- _THE REQUEST_: Every line with the word "niſi" in it should be extracted from the data that follows.

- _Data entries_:
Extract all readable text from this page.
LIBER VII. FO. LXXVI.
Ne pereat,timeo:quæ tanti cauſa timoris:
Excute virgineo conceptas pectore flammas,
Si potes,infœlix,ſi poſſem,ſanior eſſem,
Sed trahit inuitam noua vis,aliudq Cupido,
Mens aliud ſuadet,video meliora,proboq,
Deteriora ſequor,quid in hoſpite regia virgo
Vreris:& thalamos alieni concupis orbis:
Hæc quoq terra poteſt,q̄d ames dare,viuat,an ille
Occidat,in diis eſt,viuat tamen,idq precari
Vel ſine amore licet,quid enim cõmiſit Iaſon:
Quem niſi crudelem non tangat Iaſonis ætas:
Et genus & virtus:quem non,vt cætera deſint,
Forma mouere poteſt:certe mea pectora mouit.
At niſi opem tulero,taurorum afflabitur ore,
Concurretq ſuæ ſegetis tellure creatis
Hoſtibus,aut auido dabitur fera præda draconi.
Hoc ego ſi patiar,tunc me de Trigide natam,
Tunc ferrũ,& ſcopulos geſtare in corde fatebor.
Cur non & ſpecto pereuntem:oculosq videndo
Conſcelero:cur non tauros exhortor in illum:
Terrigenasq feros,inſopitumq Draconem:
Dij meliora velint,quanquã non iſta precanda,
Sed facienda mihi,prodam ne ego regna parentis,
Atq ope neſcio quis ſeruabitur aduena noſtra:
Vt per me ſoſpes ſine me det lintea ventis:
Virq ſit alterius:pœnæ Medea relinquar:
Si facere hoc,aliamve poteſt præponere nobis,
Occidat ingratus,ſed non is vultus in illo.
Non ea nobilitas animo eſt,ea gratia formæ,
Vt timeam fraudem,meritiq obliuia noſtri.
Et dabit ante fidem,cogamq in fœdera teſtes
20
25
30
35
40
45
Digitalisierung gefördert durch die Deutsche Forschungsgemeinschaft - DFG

- _FINISHED ANSWER_:
Quem niſi crudelem non tangat Iaſonis ætas:
At niſi opem tulero,taurorum afflabitur ore,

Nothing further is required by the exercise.